* [Task instructions]: Rewrite the material from its first line through the line that contains "y2-tick-label: 10⁶ bbox=[1493, 128, 1536, 159]", with "bottom-band" changed to "lower-band" and nothing else altered. Return only those lines.

* [Records for this exercise]:
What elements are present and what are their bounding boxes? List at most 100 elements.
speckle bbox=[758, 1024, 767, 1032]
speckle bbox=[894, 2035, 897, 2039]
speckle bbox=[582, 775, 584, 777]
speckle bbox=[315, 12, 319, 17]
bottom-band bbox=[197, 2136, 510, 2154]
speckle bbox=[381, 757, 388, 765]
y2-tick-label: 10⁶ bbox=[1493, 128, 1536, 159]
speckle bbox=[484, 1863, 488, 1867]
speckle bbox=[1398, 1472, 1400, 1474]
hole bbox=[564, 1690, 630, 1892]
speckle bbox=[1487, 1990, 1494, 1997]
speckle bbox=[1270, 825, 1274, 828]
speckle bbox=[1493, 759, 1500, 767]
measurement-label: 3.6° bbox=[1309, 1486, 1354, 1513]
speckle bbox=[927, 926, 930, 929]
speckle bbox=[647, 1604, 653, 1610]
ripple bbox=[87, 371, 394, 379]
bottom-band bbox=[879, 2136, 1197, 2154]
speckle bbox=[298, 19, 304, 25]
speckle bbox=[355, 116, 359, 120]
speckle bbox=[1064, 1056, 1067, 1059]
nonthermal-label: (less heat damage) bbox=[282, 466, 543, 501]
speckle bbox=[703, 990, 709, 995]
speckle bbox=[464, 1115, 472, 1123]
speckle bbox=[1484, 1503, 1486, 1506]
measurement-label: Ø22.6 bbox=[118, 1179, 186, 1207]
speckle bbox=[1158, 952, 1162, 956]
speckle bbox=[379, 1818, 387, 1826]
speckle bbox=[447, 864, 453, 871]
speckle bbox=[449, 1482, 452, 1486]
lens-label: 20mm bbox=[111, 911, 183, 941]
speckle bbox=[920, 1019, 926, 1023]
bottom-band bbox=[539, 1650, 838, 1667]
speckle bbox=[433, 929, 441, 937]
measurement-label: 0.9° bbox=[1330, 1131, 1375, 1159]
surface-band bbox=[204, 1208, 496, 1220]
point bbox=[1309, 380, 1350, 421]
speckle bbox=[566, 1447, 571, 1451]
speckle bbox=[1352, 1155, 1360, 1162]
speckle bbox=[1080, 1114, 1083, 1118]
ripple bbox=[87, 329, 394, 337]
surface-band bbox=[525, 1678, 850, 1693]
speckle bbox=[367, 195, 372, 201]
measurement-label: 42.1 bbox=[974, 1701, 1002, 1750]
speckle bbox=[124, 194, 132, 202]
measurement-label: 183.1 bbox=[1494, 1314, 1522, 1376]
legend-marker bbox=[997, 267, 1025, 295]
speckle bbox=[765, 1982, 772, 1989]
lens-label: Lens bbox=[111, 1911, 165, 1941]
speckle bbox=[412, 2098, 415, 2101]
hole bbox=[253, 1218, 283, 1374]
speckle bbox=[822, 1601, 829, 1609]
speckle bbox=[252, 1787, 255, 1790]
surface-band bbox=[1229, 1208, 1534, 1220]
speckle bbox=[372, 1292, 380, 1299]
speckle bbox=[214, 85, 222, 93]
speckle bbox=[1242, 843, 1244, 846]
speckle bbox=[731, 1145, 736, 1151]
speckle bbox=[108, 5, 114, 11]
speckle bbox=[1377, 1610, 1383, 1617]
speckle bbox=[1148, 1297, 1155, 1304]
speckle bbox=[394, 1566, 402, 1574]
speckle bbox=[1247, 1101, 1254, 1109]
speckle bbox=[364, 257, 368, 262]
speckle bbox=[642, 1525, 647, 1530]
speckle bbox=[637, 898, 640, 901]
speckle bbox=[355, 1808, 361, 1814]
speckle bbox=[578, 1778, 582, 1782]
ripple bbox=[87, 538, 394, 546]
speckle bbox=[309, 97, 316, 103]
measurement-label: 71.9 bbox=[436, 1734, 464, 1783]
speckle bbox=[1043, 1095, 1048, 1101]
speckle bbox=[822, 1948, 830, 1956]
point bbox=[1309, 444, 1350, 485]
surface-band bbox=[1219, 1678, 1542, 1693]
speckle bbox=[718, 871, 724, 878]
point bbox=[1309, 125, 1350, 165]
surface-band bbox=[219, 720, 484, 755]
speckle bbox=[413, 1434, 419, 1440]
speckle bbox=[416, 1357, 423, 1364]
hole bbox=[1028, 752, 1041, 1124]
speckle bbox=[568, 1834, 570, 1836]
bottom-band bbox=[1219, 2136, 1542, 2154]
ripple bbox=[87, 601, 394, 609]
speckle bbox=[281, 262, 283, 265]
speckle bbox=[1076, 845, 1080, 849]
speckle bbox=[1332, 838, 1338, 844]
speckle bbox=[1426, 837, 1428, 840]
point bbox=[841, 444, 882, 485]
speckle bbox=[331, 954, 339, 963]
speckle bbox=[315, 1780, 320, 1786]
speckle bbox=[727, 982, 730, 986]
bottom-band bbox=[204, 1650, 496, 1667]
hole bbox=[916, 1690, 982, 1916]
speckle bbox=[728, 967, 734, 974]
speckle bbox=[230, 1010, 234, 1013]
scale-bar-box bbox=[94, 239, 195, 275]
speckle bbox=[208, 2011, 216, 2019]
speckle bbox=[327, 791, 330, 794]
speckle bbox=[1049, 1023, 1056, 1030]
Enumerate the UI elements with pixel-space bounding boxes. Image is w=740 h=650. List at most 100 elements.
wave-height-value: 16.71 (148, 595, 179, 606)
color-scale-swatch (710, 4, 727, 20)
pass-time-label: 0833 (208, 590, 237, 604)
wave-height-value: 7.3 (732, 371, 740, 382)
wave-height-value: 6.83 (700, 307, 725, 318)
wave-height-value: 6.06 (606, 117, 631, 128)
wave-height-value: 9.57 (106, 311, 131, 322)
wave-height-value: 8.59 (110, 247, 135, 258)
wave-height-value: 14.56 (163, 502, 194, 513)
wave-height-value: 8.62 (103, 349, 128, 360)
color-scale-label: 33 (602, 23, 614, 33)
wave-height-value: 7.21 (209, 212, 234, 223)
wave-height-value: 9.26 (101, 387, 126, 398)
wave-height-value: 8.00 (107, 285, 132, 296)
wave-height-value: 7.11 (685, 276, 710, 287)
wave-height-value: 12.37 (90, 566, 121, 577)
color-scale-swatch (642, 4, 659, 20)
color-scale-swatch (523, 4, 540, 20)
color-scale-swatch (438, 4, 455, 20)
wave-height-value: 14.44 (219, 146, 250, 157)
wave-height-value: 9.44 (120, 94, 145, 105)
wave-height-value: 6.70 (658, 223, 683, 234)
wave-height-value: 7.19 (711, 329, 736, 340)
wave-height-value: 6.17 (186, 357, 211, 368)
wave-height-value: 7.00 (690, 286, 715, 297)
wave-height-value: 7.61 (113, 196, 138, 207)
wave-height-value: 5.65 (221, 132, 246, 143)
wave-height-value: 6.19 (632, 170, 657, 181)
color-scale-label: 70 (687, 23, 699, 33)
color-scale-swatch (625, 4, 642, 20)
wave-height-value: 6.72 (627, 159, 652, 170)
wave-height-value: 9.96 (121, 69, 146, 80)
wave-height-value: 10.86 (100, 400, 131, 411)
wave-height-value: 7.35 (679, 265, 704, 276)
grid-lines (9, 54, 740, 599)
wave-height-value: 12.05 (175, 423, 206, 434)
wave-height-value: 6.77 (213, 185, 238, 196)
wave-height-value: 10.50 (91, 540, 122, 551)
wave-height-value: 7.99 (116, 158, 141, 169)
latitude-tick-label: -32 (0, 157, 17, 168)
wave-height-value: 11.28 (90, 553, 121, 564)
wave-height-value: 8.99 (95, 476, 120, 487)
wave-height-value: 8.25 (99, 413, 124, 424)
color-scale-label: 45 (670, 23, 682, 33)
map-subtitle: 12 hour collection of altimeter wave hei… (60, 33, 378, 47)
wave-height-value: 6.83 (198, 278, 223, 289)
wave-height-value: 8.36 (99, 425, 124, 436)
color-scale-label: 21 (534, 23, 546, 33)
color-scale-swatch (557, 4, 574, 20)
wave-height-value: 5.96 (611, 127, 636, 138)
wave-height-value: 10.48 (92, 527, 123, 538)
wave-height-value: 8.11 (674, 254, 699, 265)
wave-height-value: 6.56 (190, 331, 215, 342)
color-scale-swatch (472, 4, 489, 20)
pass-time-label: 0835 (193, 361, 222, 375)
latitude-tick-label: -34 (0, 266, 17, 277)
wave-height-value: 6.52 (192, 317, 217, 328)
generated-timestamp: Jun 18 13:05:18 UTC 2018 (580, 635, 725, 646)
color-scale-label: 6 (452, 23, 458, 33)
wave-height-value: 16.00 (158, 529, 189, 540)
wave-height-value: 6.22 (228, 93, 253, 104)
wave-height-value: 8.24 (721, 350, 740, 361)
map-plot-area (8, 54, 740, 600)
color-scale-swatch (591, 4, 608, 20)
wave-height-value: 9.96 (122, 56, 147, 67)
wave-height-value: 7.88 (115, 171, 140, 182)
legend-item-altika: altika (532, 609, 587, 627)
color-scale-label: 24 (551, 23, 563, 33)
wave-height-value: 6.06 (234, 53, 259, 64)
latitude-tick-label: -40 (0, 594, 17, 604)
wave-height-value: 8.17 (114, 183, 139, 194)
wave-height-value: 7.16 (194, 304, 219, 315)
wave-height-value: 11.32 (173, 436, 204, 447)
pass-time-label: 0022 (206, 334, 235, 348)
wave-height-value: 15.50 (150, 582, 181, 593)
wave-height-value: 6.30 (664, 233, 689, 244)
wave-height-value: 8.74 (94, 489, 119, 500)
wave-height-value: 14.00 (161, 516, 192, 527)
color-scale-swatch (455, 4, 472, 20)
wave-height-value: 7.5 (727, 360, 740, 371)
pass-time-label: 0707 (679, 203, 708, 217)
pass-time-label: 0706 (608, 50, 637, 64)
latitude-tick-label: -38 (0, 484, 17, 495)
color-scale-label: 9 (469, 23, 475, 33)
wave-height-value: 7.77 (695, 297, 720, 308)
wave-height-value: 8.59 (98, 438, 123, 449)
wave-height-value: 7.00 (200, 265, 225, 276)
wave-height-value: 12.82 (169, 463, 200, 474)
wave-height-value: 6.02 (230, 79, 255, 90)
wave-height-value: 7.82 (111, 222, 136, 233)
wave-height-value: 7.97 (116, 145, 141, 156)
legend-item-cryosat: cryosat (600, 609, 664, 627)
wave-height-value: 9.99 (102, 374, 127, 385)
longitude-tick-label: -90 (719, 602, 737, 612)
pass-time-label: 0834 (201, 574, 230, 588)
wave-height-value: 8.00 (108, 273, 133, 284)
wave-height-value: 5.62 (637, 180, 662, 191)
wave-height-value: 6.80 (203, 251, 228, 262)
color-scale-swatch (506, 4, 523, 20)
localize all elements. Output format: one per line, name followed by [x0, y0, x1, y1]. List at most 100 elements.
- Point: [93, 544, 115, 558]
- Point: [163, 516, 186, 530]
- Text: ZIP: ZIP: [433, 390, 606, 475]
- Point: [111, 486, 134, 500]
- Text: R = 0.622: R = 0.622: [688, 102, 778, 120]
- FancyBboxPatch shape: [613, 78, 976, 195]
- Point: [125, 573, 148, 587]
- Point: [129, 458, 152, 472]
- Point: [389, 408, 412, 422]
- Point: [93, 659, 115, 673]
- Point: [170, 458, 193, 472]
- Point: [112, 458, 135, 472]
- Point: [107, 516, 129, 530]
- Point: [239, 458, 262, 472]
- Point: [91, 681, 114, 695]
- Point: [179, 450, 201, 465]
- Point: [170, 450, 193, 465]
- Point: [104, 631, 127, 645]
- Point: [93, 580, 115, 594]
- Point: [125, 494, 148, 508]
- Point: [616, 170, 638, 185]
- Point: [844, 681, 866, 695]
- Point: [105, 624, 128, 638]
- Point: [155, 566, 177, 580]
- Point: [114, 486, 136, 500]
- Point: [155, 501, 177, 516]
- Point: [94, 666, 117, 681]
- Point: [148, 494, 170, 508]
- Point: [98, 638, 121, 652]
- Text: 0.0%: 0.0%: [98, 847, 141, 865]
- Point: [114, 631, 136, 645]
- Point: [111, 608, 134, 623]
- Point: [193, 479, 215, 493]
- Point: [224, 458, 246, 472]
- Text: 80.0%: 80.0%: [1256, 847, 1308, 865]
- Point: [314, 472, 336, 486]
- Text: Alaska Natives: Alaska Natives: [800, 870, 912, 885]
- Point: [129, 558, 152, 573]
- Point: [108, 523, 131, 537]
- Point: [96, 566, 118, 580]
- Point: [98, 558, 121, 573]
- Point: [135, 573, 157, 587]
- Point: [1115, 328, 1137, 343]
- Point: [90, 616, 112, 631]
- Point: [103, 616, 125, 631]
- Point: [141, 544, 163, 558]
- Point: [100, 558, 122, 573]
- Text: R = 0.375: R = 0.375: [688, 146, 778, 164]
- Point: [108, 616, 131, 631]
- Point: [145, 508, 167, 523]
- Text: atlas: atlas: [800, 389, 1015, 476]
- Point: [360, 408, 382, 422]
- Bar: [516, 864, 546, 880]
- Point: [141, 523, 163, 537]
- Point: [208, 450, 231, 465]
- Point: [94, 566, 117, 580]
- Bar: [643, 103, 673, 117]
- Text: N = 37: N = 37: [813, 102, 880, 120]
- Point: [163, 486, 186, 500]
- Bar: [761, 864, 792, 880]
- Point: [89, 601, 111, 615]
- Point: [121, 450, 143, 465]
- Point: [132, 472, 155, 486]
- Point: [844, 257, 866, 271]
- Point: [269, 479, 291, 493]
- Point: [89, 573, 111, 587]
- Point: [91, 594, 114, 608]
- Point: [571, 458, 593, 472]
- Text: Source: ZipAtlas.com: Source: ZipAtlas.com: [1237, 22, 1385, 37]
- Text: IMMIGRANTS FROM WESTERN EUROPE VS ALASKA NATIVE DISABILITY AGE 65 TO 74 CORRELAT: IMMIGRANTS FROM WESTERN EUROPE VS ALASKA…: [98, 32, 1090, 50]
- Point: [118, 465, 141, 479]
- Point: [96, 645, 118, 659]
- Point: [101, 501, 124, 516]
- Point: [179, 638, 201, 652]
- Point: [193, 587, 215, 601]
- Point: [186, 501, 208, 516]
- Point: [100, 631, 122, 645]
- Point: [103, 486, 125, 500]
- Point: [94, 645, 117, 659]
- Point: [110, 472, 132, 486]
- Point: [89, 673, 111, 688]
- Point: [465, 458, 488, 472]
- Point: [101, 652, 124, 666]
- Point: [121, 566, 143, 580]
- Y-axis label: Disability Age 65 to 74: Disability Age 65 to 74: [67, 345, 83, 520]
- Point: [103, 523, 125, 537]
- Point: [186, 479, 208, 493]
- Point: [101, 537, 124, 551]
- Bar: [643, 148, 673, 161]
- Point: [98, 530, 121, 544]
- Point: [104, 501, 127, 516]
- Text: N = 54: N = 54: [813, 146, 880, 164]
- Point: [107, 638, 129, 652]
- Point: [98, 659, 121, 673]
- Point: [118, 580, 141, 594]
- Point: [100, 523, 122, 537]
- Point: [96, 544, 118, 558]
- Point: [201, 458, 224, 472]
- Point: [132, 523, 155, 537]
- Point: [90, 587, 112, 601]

* [Response to this task]:
What elements are present and what are their bounding boxes? List at most 100 elements.
speckle bbox=[758, 1024, 767, 1032]
speckle bbox=[894, 2035, 897, 2039]
speckle bbox=[582, 775, 584, 777]
speckle bbox=[315, 12, 319, 17]
lower-band bbox=[197, 2136, 510, 2154]
speckle bbox=[381, 757, 388, 765]
y2-tick-label: 10⁶ bbox=[1493, 128, 1536, 159]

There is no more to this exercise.